◆ Written exercise ◆
Pull out every line with the word "Defined" from the entries below.
Start Records provided
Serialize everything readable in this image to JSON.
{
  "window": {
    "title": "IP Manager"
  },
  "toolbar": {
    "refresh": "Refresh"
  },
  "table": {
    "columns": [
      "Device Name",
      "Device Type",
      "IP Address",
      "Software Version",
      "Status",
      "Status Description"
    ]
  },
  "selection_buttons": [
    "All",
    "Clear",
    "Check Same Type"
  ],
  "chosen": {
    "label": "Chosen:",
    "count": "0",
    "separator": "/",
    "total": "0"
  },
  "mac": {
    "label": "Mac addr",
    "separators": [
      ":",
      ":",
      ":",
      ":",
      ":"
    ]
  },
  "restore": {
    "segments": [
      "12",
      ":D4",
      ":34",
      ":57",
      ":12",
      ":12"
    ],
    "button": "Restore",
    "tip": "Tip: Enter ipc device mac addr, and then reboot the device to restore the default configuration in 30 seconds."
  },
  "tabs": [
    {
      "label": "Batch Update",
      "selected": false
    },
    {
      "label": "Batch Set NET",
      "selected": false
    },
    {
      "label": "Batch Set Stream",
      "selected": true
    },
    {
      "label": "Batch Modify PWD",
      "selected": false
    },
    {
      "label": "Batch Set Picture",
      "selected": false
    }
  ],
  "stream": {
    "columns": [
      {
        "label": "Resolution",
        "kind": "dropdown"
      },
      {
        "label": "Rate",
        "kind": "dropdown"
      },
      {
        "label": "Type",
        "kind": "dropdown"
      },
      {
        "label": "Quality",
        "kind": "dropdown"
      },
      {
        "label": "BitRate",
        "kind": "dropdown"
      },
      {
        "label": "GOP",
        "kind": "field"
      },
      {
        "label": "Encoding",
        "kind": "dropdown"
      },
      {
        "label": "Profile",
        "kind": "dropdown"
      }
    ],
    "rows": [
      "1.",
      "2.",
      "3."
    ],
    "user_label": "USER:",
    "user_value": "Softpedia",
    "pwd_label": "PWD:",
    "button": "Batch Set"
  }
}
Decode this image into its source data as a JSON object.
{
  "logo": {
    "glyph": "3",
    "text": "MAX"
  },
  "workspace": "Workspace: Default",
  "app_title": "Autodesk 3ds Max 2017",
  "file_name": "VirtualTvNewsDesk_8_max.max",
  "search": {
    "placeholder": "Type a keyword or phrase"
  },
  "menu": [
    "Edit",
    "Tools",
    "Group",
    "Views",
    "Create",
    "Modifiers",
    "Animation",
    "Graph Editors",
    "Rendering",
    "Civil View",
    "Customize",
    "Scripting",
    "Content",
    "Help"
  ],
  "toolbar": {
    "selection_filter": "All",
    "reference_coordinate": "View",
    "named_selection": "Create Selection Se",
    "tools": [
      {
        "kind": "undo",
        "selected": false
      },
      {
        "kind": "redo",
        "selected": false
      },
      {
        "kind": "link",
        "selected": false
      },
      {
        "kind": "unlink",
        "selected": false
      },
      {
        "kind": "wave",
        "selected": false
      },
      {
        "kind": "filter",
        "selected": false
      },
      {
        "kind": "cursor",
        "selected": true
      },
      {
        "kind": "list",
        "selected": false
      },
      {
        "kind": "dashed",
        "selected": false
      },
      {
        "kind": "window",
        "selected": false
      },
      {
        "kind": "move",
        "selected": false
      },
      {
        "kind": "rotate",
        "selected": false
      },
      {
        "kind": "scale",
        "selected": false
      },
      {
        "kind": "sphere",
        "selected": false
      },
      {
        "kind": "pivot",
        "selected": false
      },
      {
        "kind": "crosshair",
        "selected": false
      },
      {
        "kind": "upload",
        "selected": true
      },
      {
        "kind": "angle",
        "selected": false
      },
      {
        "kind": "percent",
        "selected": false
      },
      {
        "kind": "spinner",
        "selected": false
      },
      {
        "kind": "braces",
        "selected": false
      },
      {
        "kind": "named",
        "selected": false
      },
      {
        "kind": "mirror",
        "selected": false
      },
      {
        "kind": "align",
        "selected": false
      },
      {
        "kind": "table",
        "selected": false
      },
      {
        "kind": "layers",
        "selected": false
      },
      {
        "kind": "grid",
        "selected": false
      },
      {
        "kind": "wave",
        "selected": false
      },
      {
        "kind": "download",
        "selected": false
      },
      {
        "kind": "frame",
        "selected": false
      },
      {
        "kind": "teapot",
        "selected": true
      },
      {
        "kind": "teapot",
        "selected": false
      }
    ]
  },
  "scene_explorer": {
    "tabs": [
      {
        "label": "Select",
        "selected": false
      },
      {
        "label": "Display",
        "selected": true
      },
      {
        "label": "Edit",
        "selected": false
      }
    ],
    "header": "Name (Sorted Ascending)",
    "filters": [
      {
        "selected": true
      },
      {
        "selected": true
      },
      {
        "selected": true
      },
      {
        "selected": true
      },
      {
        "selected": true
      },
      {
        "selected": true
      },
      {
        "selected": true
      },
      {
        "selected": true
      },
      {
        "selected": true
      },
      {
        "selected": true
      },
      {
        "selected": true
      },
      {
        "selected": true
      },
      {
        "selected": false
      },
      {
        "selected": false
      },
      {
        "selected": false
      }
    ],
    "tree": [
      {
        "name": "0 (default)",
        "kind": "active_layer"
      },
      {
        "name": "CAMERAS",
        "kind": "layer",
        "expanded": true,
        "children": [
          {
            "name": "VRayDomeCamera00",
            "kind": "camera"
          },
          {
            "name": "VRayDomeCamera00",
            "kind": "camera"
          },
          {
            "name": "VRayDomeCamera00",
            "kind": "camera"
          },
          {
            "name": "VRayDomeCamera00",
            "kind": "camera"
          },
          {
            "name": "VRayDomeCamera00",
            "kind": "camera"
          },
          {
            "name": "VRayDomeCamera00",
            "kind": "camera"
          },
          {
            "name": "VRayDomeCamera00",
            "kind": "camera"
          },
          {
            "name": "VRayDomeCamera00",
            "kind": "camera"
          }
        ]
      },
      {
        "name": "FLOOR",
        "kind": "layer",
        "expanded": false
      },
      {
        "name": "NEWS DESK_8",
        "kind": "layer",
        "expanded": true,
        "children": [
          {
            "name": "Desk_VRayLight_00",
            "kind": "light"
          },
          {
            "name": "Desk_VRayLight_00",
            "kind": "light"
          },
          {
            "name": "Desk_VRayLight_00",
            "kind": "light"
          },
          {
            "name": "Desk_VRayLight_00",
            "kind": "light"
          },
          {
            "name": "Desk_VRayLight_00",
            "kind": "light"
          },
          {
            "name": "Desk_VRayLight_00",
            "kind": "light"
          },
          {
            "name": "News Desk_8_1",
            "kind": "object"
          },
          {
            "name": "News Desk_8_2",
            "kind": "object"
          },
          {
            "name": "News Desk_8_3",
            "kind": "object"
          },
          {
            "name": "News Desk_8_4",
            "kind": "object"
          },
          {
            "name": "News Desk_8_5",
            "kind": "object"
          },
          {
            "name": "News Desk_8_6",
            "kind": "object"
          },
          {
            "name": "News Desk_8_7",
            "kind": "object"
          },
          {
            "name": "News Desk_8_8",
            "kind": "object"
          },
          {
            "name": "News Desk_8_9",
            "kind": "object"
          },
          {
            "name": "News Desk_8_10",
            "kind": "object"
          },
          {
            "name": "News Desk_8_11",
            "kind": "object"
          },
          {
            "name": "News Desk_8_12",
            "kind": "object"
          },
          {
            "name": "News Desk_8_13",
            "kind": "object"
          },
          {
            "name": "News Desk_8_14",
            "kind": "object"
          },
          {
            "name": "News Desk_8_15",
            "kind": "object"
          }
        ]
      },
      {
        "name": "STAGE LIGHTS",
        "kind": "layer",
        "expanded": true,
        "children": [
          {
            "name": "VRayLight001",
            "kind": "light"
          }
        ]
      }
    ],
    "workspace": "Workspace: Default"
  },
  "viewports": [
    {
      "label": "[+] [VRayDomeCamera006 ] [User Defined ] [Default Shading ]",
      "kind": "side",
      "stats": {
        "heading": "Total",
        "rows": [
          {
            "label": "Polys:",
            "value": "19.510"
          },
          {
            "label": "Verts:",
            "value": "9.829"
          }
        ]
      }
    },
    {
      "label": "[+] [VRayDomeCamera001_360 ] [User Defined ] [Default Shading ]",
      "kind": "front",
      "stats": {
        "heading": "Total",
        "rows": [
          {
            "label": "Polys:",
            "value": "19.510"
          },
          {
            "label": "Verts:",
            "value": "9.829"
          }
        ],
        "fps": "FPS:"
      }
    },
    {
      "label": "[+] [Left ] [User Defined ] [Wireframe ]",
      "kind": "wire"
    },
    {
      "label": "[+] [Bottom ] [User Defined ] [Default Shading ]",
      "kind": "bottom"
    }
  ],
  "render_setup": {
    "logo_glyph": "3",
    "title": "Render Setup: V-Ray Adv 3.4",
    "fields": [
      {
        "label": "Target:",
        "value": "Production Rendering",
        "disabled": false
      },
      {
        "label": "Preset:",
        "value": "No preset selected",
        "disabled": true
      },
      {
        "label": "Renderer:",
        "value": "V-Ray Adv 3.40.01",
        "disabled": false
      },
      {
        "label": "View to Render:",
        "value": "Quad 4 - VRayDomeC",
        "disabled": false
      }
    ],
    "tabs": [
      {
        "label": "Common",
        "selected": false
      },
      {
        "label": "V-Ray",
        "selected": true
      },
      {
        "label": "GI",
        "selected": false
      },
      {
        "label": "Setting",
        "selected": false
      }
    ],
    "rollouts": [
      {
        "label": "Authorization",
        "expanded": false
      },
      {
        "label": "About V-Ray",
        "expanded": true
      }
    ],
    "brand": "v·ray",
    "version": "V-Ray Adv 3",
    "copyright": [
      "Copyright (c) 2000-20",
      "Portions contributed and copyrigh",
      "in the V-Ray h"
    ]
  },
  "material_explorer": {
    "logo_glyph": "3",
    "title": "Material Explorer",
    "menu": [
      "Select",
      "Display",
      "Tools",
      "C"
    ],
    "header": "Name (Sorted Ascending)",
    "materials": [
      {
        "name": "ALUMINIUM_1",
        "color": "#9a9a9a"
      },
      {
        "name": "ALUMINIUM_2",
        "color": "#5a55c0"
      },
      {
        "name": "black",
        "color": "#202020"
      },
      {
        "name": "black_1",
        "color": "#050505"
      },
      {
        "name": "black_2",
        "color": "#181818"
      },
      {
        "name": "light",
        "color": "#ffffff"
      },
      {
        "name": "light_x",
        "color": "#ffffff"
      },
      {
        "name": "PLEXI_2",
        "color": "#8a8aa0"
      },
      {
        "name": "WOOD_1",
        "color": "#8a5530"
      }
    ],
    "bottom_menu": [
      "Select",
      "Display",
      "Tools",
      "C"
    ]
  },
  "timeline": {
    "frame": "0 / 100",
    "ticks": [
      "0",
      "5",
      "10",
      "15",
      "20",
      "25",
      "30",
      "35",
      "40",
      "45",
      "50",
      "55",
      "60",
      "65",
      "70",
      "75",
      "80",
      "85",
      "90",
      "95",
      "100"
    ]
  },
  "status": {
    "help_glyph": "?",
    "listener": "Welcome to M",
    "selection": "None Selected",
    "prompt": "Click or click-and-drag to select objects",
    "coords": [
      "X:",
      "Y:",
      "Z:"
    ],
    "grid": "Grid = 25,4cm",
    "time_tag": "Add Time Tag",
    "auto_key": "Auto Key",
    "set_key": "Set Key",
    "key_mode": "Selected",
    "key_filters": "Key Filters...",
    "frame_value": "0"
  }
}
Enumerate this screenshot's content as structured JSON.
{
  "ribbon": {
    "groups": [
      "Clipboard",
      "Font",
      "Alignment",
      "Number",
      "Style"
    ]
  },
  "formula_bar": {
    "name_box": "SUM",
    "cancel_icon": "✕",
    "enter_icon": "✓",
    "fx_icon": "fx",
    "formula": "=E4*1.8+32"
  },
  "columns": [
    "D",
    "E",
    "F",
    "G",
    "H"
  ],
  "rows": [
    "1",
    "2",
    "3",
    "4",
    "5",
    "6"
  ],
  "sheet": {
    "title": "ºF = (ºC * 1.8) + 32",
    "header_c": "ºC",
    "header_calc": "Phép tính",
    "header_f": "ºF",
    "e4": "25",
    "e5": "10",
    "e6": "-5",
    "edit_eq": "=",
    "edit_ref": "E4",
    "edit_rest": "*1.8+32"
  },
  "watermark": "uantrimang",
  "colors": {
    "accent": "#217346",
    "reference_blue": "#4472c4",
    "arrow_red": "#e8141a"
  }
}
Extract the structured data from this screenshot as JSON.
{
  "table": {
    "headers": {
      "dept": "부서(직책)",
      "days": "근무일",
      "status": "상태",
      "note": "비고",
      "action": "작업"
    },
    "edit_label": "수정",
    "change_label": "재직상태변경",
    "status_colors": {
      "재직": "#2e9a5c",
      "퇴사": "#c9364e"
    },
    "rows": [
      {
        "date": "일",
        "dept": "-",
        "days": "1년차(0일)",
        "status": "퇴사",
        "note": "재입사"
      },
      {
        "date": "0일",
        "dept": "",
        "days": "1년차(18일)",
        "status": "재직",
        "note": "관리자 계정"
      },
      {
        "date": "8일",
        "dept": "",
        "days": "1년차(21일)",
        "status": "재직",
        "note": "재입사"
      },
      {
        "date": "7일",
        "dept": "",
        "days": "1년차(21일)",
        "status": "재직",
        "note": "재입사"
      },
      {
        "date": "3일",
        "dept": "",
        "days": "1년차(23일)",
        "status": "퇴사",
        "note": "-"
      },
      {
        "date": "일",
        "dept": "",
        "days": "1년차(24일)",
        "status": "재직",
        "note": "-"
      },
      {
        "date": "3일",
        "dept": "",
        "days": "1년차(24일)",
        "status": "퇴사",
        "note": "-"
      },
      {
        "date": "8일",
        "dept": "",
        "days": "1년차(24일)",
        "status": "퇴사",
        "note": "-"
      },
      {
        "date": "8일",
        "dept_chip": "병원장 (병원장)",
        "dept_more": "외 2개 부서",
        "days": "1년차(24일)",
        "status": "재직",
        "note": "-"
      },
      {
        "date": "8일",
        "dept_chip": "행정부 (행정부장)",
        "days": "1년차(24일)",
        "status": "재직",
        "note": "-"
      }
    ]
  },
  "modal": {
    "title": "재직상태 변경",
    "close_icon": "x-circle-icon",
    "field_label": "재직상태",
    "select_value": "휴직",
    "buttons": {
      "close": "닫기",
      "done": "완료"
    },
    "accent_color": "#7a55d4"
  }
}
End Records provided
◆ Finished exercise ◆
      "label": "[+] [VRayDomeCamera006 ] [User Defined ] [Default Shading ]",
      "label": "[+] [VRayDomeCamera001_360 ] [User Defined ] [Default Shading ]",
      "label": "[+] [Left ] [User Defined ] [Wireframe ]",
      "label": "[+] [Bottom ] [User Defined ] [Default Shading ]",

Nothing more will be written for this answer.